説明

伝送状態表示方法および装置

【課題】
情報伝送システムの運用に係わる情報を記録することで、その運用作業をより簡単にするための支援を行うことが可能な伝送状態表示方法を提供する。
【解決手段】
往路と復路の伝送状態が相違するコースを移動する移動体から無線伝送された伝送情報を受信し、受信した該伝送情報より、前記移動体が移動した距離値を取得し、取得した前記距離値を緯度経度情報に変換して地図上の前記移動体の位置情報を生成し、前記コースに前記移動体の現在位置を示す位置マーカを表示するとともに、前記移動体が複数ある場合その間の相対距離1144と、前記移動体の現在位置から所定位置までの距離1143と、前記移動体の現在位置から所定位置までの推定到達時間のうち少なくともいずれか一つを表示することを特徴とする。

【発明の詳細な説明】
【技術分野】
【0001】
本発明は、移動体例えば中継車と、その移動体から無線伝送された情報である伝送情報を受信する他の装置例えば基地局を少なくとも備えた情報伝送システムに関し、移動体からの伝送情報の伝送状況を確認し、その伝送手順の事前確認試験や計画ならびに本番運用時の支援を行うための伝送状態表示方法および装置に関するものである。
【背景技術】
【0002】
一般にマラソン中継や駅伝中継のために映像信号等の情報の伝送を行う情報伝送システムとしては、従来から映像信号伝送用のFPU(フィールド・ピックアップ・ユニット)装置を搭載した中継車から、撮像カメラで撮像した映像信号をFPU装置によって、中継車から例えば山の頂に設置した基地局へ、800MHzOFDM(Orthogonal Frequency Division Multiplex:直交周波数分割多重)変調方式の無線電波でもって、その映像信号等の伝送信号を伝送している(例えば、特許文献1参照)。
【先行技術文献】
【特許文献】
【0003】
【特許文献1】特開2002−94481号公報(第6から7頁、図20)
【発明の概要】
【発明が解決しようとする課題】
【0004】
上述の従来の技術では、無線電波を用いた伝送方式であるため、移動中の中継車の位置に応じて、最適な伝送状況でもって無線伝送が可能となるようにしなければならない。さらに、移動中の中継車の移動状況、例えば、中継車の移動速度や移動方向に応じて、最適な伝送状況でもって無線伝送が可能となるようにしなければならない。
【0005】
そのため、例えば、複数ある基地局のうち、中継車や移動状況の位置に応じて伝送状況が最適な基地局を予め確認し選択しておき、その選択された基地局へ効率よく無線電波の伝送情報を伝送するようにする。あるいは、中継車や移動状況の位置に応じて、伝送を行わないとするコース範囲を予め確認しておき、その確認された範囲に中継車があるときは無線電波の伝送情報の伝送を行わないようにする。あるいは、中継車や移動状況の位置に応じて移動体の移動路上の特徴を予め確認しておき、その確認された特徴を、例えば、紙媒体上に記録しておく必要がある。しかしながら、従来は、それら確認作業が人手に頼むことが多く、煩雑を究める作業であった。

*表示データ*.
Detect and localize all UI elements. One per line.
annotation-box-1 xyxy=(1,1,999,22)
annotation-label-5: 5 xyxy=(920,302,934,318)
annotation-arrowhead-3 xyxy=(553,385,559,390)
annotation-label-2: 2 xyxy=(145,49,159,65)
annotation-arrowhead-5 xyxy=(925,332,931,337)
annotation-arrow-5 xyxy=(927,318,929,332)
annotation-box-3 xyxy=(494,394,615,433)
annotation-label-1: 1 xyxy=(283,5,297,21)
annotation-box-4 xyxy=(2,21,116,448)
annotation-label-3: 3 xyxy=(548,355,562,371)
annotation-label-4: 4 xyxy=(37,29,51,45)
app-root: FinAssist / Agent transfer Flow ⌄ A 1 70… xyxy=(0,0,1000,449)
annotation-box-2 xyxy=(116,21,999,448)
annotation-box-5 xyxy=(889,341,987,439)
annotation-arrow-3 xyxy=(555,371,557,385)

*必須タスク*.
1 - 上のエントリを、全行そのまま一字も変えずに書き写してください。
2 - 伝送状態表示方法の抜粋を、示された最後の文の次から書き継ぐ。
伝送状態表示方法の抜粋とエントリは、それぞれ別の出典から取ったものです。

*演習の解答*.
1 -
Detect and localize all UI elements. One per line.
annotation-box-1 xyxy=(1,1,999,22)
annotation-label-5: 5 xyxy=(920,302,934,318)
annotation-arrowhead-3 xyxy=(553,385,559,390)
annotation-label-2: 2 xyxy=(145,49,159,65)
annotation-arrowhead-5 xyxy=(925,332,931,337)
annotation-arrow-5 xyxy=(927,318,929,332)
annotation-box-3 xyxy=(494,394,615,433)
annotation-label-1: 1 xyxy=(283,5,297,21)
annotation-box-4 xyxy=(2,21,116,448)
annotation-label-3: 3 xyxy=(548,355,562,371)
annotation-label-4: 4 xyxy=(37,29,51,45)
app-root: FinAssist / Agent transfer Flow ⌄ A 1 70… xyxy=(0,0,1000,449)
annotation-box-2 xyxy=(116,21,999,448)
annotation-box-5 xyxy=(889,341,987,439)
annotation-arrow-3 xyxy=(555,371,557,385)

2 -
【0006】
本発明の目的は、情報伝送システムの運用に係わる情報を記録することで、その運用作業をより簡単にするための支援を行うことが可能な伝送状態表示方法および装置を提供することにある。
【課題を解決するための手段】
【0007】
本発明は、上述の課題を解決するために、移動体が有する撮像装置で撮像して得られた映像信号を前記移動体から無線伝送し、前記無線伝送された映像信号を受信すると共に、前記移動体の位置を表す位置情報および前記移動体の移動状況を表す移動状況情報を生成し、前記受信された映像信号に関わる受信電界レベル,ビット・エラー・レート(BER),遅延波レベルおよび伝送フォーマット・エラーのうち少なくとも一つの伝送状態情報を生成し、前記生成された伝送状態情報と前記位置情報および移動状況情報とを関連付けて記録することを特徴とする伝送状態表示方法である。そうすることで、前記記録された情報に基づいて、伝送状態が良好か否かを区別したプロット線を、前記移動体の移動位置を含む地図表示上に表示することができる。
【0008】
また、本発明は、コースを移動する移動体から無線伝送された伝送情報を受信し、受信した該伝送情報より、受信電界レベル,ビット・エラー・レート(BER),伝送フォーマット・エラーおよび遅延波レベルのうち少なくとも一つの伝送状態情報を、所定時間毎に取得し、取得した前記所定時間毎に、取得した前記伝送状態情報の値に応じて、前記伝送情報の伝送状態が良好か否かを区別したプロット線を、地図上の前記コースに沿って前記地図上の前記移動体の位置に関連づけて表示することを特徴とする伝送状態表示方法である。
【0009】
本発明は、コースを移動する移動体から無線伝送された伝送情報を受信し、受信した該伝送情報より、前記移動体が移動した距離値、および受信電界レベル,ビット・エラー・レート(BER),伝送フォーマット・エラーおよび遅延波レベルのうち少なくとも一つの伝送状態情報を所定時間毎に取得し、取得した前記距離値を緯度経度情報に変換して地図上の前記移動体の位置情報を生成し、且つ取得した前記所定時間毎の前記伝送状態情報の値に応じて、前記伝送情報の伝送状態が良好か否かを判定して前記良好か否かを区別したプロット線を生成し、前記移動体の位置情報を地図上の前記コースに沿って移動させながら、前記良好か否かを区別したプロット線を所定間隔毎に表示することを特徴とする伝送状態表示方法である。
【0010】
本発明において、前記取得した伝送状態情報は、設定されたしきい値との比較により前記伝送状態が良好か否かを区別したプロット線で、表示することを特徴とする伝送状態表示方法である。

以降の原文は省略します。